>> start Provided material

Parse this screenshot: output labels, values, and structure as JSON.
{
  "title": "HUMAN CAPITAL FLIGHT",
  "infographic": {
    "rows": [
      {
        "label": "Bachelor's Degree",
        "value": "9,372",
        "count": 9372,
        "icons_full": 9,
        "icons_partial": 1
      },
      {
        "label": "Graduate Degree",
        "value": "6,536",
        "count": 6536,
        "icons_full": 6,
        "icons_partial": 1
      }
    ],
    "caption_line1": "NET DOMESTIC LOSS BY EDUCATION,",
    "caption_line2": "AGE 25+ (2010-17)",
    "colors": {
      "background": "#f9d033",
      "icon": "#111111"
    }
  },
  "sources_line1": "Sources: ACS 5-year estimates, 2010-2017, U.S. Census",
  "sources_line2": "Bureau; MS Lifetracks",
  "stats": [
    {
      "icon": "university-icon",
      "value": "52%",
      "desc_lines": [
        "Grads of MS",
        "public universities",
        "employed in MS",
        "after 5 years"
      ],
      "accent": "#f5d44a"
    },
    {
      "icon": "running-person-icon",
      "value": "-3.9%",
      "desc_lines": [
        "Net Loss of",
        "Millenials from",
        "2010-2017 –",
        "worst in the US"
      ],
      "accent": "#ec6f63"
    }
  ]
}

>> end Provided material

### Short problem:
Please reproduce each record precisely as written.

### Expected answer:
Parse this screenshot: output labels, values, and structure as JSON.
{
  "title": "HUMAN CAPITAL FLIGHT",
  "infographic": {
    "rows": [
      {
        "label": "Bachelor's Degree",
        "value": "9,372",
        "count": 9372,
        "icons_full": 9,
        "icons_partial": 1
      },
      {
        "label": "Graduate Degree",
        "value": "6,536",
        "count": 6536,
        "icons_full": 6,
        "icons_partial": 1
      }
    ],
    "caption_line1": "NET DOMESTIC LOSS BY EDUCATION,",
    "caption_line2": "AGE 25+ (2010-17)",
    "colors": {
      "background": "#f9d033",
      "icon": "#111111"
    }
  },
  "sources_line1": "Sources: ACS 5-year estimates, 2010-2017, U.S. Census",
  "sources_line2": "Bureau; MS Lifetracks",
  "stats": [
    {
      "icon": "university-icon",
      "value": "52%",
      "desc_lines": [
        "Grads of MS",
        "public universities",
        "employed in MS",
        "after 5 years"
      ],
      "accent": "#f5d44a"
    },
    {
      "icon": "running-person-icon",
      "value": "-3.9%",
      "desc_lines": [
        "Net Loss of",
        "Millenials from",
        "2010-2017 –",
        "worst in the US"
      ],
      "accent": "#ec6f63"
    }
  ]
}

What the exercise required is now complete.